- **Data supplied**:
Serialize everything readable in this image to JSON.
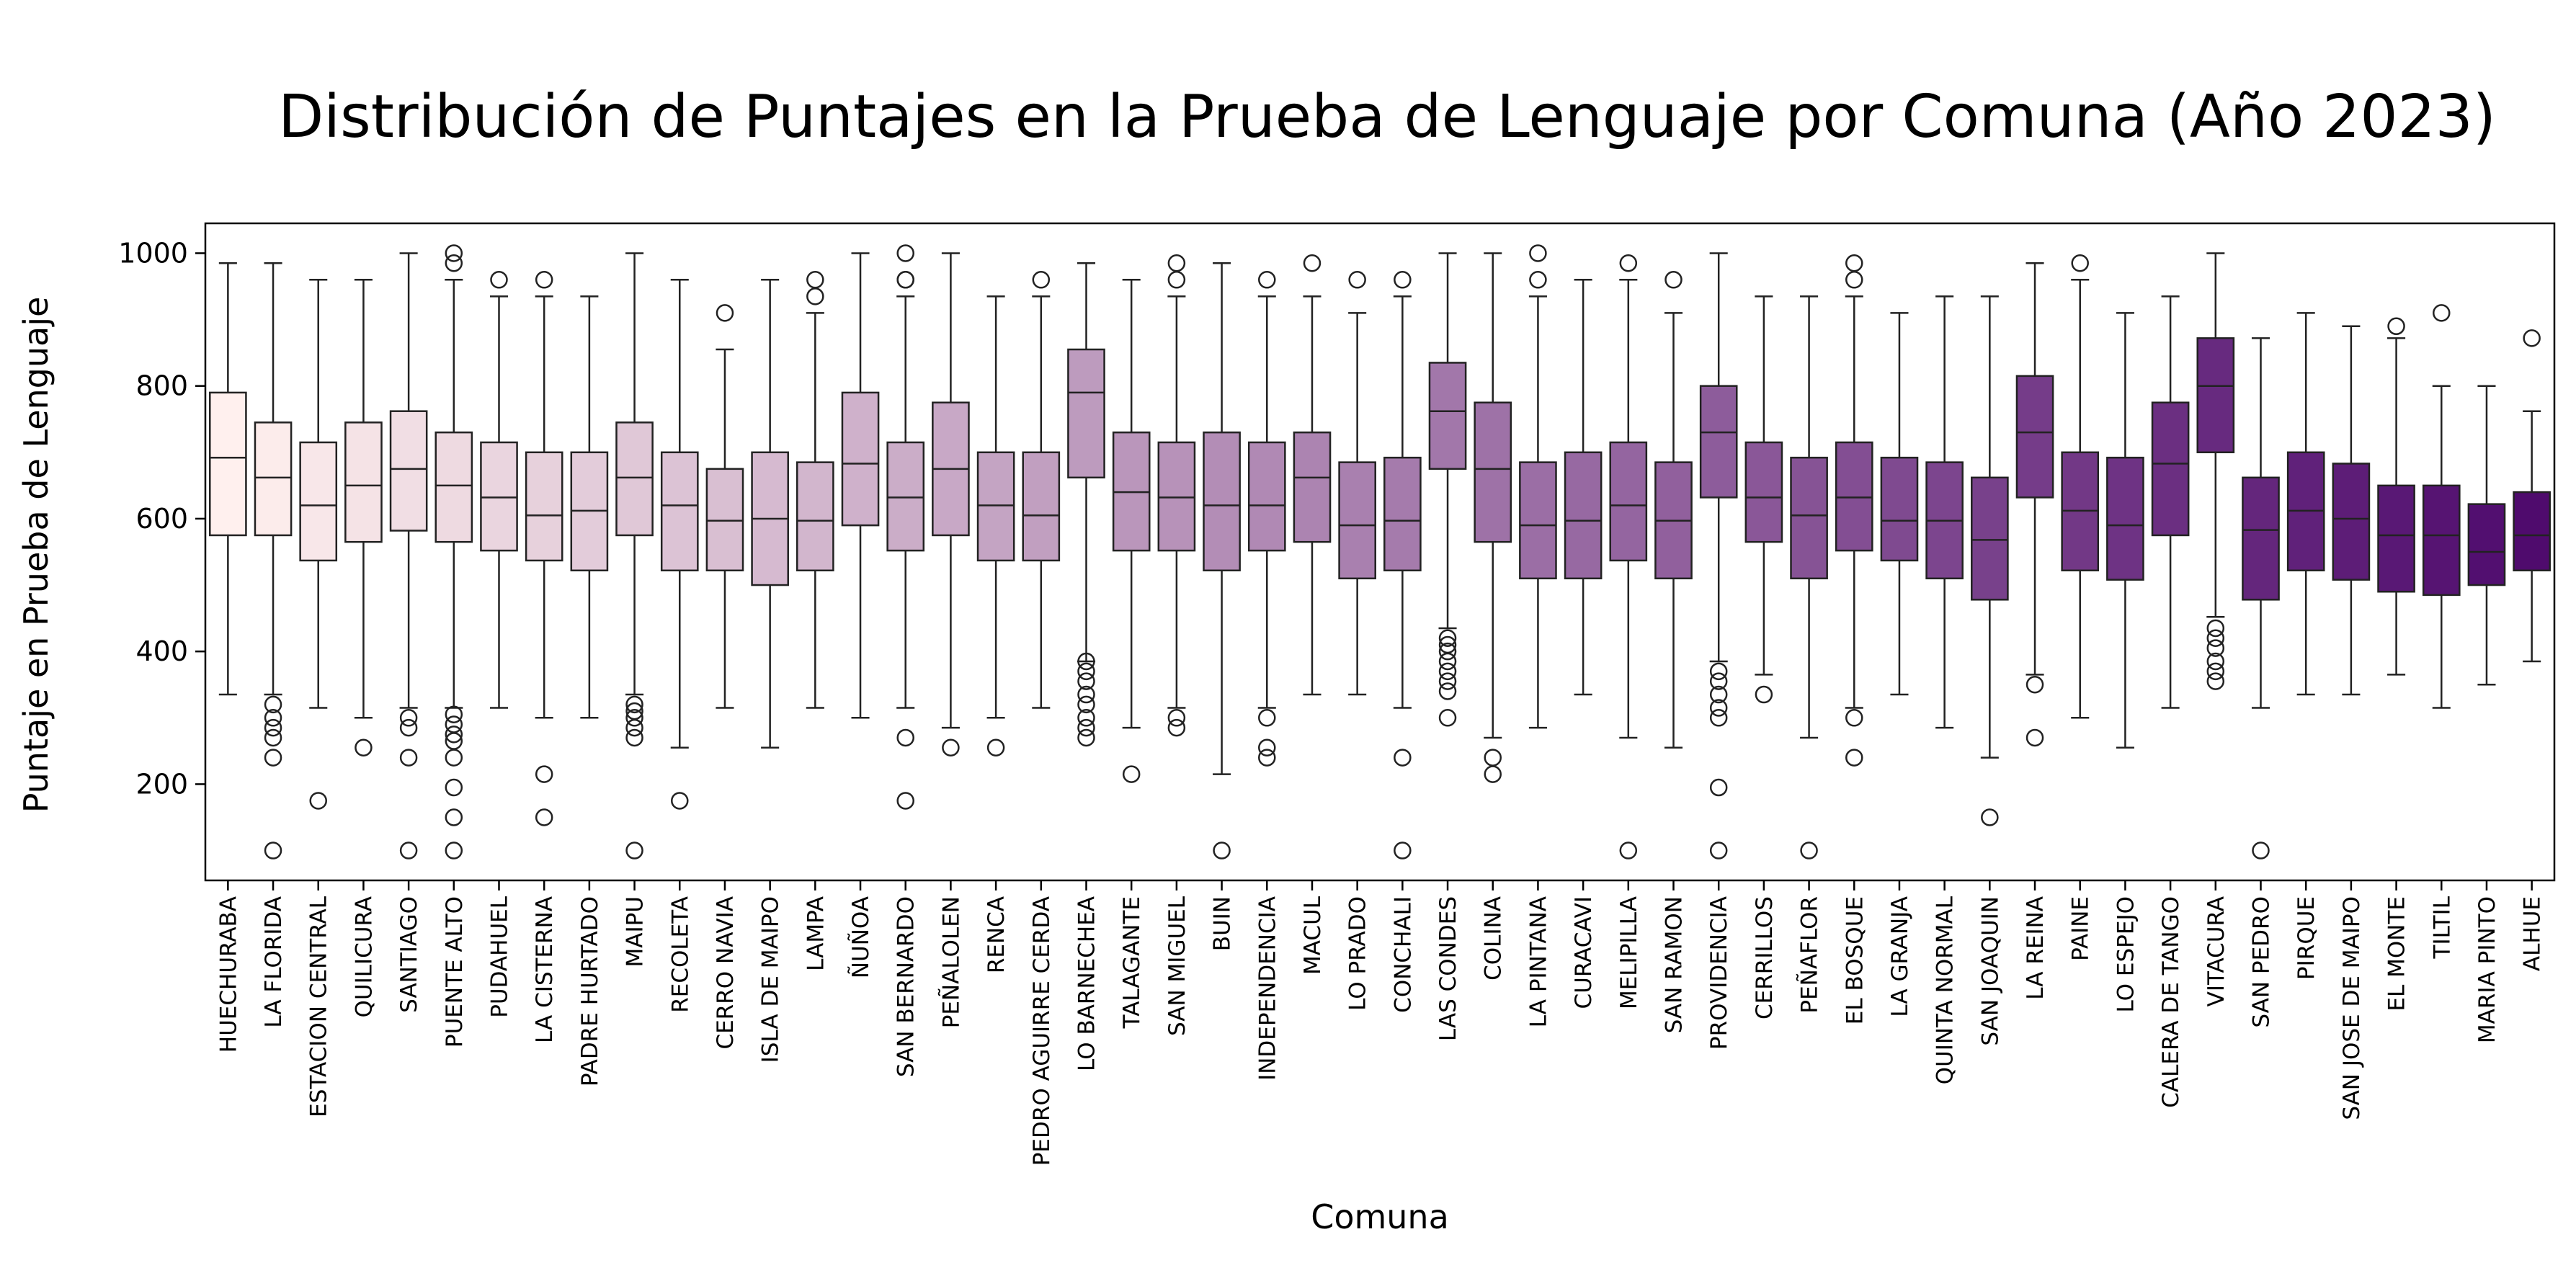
{
  "chart_data": {
    "type": "boxplot",
    "title": "Distribución de Puntajes en la Prueba de Lenguaje por Comuna (Año 2023)",
    "xlabel": "Comuna",
    "ylabel": "Puntaje en Prueba de Lenguaje",
    "ylim": [
      55,
      1045
    ],
    "yticks": [
      200,
      400,
      600,
      800,
      1000
    ],
    "grid": false,
    "legend": "none",
    "palette": "RdPu",
    "color_start": "#fff0ee",
    "color_end": "#4f0b6d",
    "categories": [
      "HUECHURABA",
      "LA FLORIDA",
      "ESTACION CENTRAL",
      "QUILICURA",
      "SANTIAGO",
      "PUENTE ALTO",
      "PUDAHUEL",
      "LA CISTERNA",
      "PADRE HURTADO",
      "MAIPU",
      "RECOLETA",
      "CERRO NAVIA",
      "ISLA DE MAIPO",
      "LAMPA",
      "ÑUÑOA",
      "SAN BERNARDO",
      "PEÑALOLEN",
      "RENCA",
      "PEDRO AGUIRRE CERDA",
      "LO BARNECHEA",
      "TALAGANTE",
      "SAN MIGUEL",
      "BUIN",
      "INDEPENDENCIA",
      "MACUL",
      "LO PRADO",
      "CONCHALI",
      "LAS CONDES",
      "COLINA",
      "LA PINTANA",
      "CURACAVI",
      "MELIPILLA",
      "SAN RAMON",
      "PROVIDENCIA",
      "CERRILLOS",
      "PEÑAFLOR",
      "EL BOSQUE",
      "LA GRANJA",
      "QUINTA NORMAL",
      "SAN JOAQUIN",
      "LA REINA",
      "PAINE",
      "LO ESPEJO",
      "CALERA DE TANGO",
      "VITACURA",
      "SAN PEDRO",
      "PIRQUE",
      "SAN JOSE DE MAIPO",
      "EL MONTE",
      "TILTIL",
      "MARIA PINTO",
      "ALHUE"
    ],
    "boxes": [
      {
        "whislo": 335,
        "q1": 575,
        "med": 692,
        "q3": 790,
        "whishi": 985,
        "fliers": []
      },
      {
        "whislo": 335,
        "q1": 575,
        "med": 662,
        "q3": 745,
        "whishi": 985,
        "fliers": [
          320,
          300,
          285,
          270,
          240,
          100
        ]
      },
      {
        "whislo": 315,
        "q1": 537,
        "med": 620,
        "q3": 715,
        "whishi": 960,
        "fliers": [
          175
        ]
      },
      {
        "whislo": 300,
        "q1": 565,
        "med": 650,
        "q3": 745,
        "whishi": 960,
        "fliers": [
          255
        ]
      },
      {
        "whislo": 315,
        "q1": 582,
        "med": 675,
        "q3": 762,
        "whishi": 1000,
        "fliers": [
          300,
          285,
          240,
          100
        ]
      },
      {
        "whislo": 315,
        "q1": 565,
        "med": 650,
        "q3": 730,
        "whishi": 960,
        "fliers": [
          1000,
          985,
          305,
          290,
          275,
          265,
          240,
          195,
          150,
          100
        ]
      },
      {
        "whislo": 315,
        "q1": 552,
        "med": 632,
        "q3": 715,
        "whishi": 935,
        "fliers": [
          960
        ]
      },
      {
        "whislo": 300,
        "q1": 537,
        "med": 605,
        "q3": 700,
        "whishi": 935,
        "fliers": [
          960,
          215,
          150
        ]
      },
      {
        "whislo": 300,
        "q1": 522,
        "med": 612,
        "q3": 700,
        "whishi": 935,
        "fliers": []
      },
      {
        "whislo": 335,
        "q1": 575,
        "med": 662,
        "q3": 745,
        "whishi": 1000,
        "fliers": [
          320,
          310,
          300,
          285,
          270,
          100
        ]
      },
      {
        "whislo": 255,
        "q1": 522,
        "med": 620,
        "q3": 700,
        "whishi": 960,
        "fliers": [
          175
        ]
      },
      {
        "whislo": 315,
        "q1": 522,
        "med": 597,
        "q3": 675,
        "whishi": 855,
        "fliers": [
          910
        ]
      },
      {
        "whislo": 255,
        "q1": 500,
        "med": 600,
        "q3": 700,
        "whishi": 960,
        "fliers": []
      },
      {
        "whislo": 315,
        "q1": 522,
        "med": 597,
        "q3": 685,
        "whishi": 910,
        "fliers": [
          960,
          935
        ]
      },
      {
        "whislo": 300,
        "q1": 590,
        "med": 683,
        "q3": 790,
        "whishi": 1000,
        "fliers": []
      },
      {
        "whislo": 315,
        "q1": 552,
        "med": 632,
        "q3": 715,
        "whishi": 935,
        "fliers": [
          1000,
          960,
          960,
          270,
          175
        ]
      },
      {
        "whislo": 285,
        "q1": 575,
        "med": 675,
        "q3": 775,
        "whishi": 1000,
        "fliers": [
          255
        ]
      },
      {
        "whislo": 300,
        "q1": 537,
        "med": 620,
        "q3": 700,
        "whishi": 935,
        "fliers": [
          255
        ]
      },
      {
        "whislo": 315,
        "q1": 537,
        "med": 605,
        "q3": 700,
        "whishi": 935,
        "fliers": [
          960
        ]
      },
      {
        "whislo": 385,
        "q1": 662,
        "med": 790,
        "q3": 855,
        "whishi": 985,
        "fliers": [
          385,
          370,
          355,
          335,
          320,
          300,
          285,
          270
        ]
      },
      {
        "whislo": 285,
        "q1": 552,
        "med": 640,
        "q3": 730,
        "whishi": 960,
        "fliers": [
          215
        ]
      },
      {
        "whislo": 315,
        "q1": 552,
        "med": 632,
        "q3": 715,
        "whishi": 935,
        "fliers": [
          985,
          960,
          300,
          285
        ]
      },
      {
        "whislo": 215,
        "q1": 522,
        "med": 620,
        "q3": 730,
        "whishi": 985,
        "fliers": [
          100
        ]
      },
      {
        "whislo": 315,
        "q1": 552,
        "med": 620,
        "q3": 715,
        "whishi": 935,
        "fliers": [
          960,
          300,
          255,
          240
        ]
      },
      {
        "whislo": 335,
        "q1": 565,
        "med": 662,
        "q3": 730,
        "whishi": 935,
        "fliers": [
          985
        ]
      },
      {
        "whislo": 335,
        "q1": 510,
        "med": 590,
        "q3": 685,
        "whishi": 910,
        "fliers": [
          960
        ]
      },
      {
        "whislo": 315,
        "q1": 522,
        "med": 597,
        "q3": 692,
        "whishi": 935,
        "fliers": [
          960,
          240,
          100
        ]
      },
      {
        "whislo": 435,
        "q1": 675,
        "med": 762,
        "q3": 835,
        "whishi": 1000,
        "fliers": [
          420,
          410,
          400,
          385,
          370,
          355,
          340,
          300
        ]
      },
      {
        "whislo": 270,
        "q1": 565,
        "med": 675,
        "q3": 775,
        "whishi": 1000,
        "fliers": [
          240,
          215
        ]
      },
      {
        "whislo": 285,
        "q1": 510,
        "med": 590,
        "q3": 685,
        "whishi": 935,
        "fliers": [
          1000,
          960
        ]
      },
      {
        "whislo": 335,
        "q1": 510,
        "med": 597,
        "q3": 700,
        "whishi": 960,
        "fliers": []
      },
      {
        "whislo": 270,
        "q1": 537,
        "med": 620,
        "q3": 715,
        "whishi": 960,
        "fliers": [
          985,
          100
        ]
      },
      {
        "whislo": 255,
        "q1": 510,
        "med": 597,
        "q3": 685,
        "whishi": 910,
        "fliers": [
          960
        ]
      },
      {
        "whislo": 385,
        "q1": 632,
        "med": 730,
        "q3": 800,
        "whishi": 1000,
        "fliers": [
          370,
          355,
          335,
          315,
          300,
          195,
          100
        ]
      },
      {
        "whislo": 365,
        "q1": 565,
        "med": 632,
        "q3": 715,
        "whishi": 935,
        "fliers": [
          335
        ]
      },
      {
        "whislo": 270,
        "q1": 510,
        "med": 605,
        "q3": 692,
        "whishi": 935,
        "fliers": [
          100
        ]
      },
      {
        "whislo": 315,
        "q1": 552,
        "med": 632,
        "q3": 715,
        "whishi": 935,
        "fliers": [
          985,
          960,
          300,
          240
        ]
      },
      {
        "whislo": 335,
        "q1": 537,
        "med": 597,
        "q3": 692,
        "whishi": 910,
        "fliers": []
      },
      {
        "whislo": 285,
        "q1": 510,
        "med": 597,
        "q3": 685,
        "whishi": 935,
        "fliers": []
      },
      {
        "whislo": 240,
        "q1": 478,
        "med": 568,
        "q3": 662,
        "whishi": 935,
        "fliers": [
          150
        ]
      },
      {
        "whislo": 365,
        "q1": 632,
        "med": 730,
        "q3": 815,
        "whishi": 985,
        "fliers": [
          350,
          270
        ]
      },
      {
        "whislo": 300,
        "q1": 522,
        "med": 612,
        "q3": 700,
        "whishi": 960,
        "fliers": [
          985
        ]
      },
      {
        "whislo": 255,
        "q1": 508,
        "med": 590,
        "q3": 692,
        "whishi": 910,
        "fliers": []
      },
      {
        "whislo": 315,
        "q1": 575,
        "med": 683,
        "q3": 775,
        "whishi": 935,
        "fliers": []
      },
      {
        "whislo": 452,
        "q1": 700,
        "med": 800,
        "q3": 872,
        "whishi": 1000,
        "fliers": [
          435,
          420,
          405,
          385,
          370,
          355
        ]
      },
      {
        "whislo": 315,
        "q1": 478,
        "med": 583,
        "q3": 662,
        "whishi": 872,
        "fliers": [
          100
        ]
      },
      {
        "whislo": 335,
        "q1": 522,
        "med": 612,
        "q3": 700,
        "whishi": 910,
        "fliers": []
      },
      {
        "whislo": 335,
        "q1": 508,
        "med": 600,
        "q3": 683,
        "whishi": 890,
        "fliers": []
      },
      {
        "whislo": 365,
        "q1": 490,
        "med": 575,
        "q3": 650,
        "whishi": 872,
        "fliers": [
          890
        ]
      },
      {
        "whislo": 315,
        "q1": 485,
        "med": 575,
        "q3": 650,
        "whishi": 800,
        "fliers": [
          910
        ]
      },
      {
        "whislo": 350,
        "q1": 500,
        "med": 550,
        "q3": 622,
        "whishi": 800,
        "fliers": []
      },
      {
        "whislo": 385,
        "q1": 522,
        "med": 575,
        "q3": 640,
        "whishi": 762,
        "fliers": [
          872
        ]
      }
    ]
  }
}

- **Work required**:
Filter the entries above down to the lines containing the word "Comuna".

- **Solution**:
    "title": "Distribución de Puntajes en la Prueba de Lenguaje por Comuna (Año 2023)",
    "xlabel": "Comuna",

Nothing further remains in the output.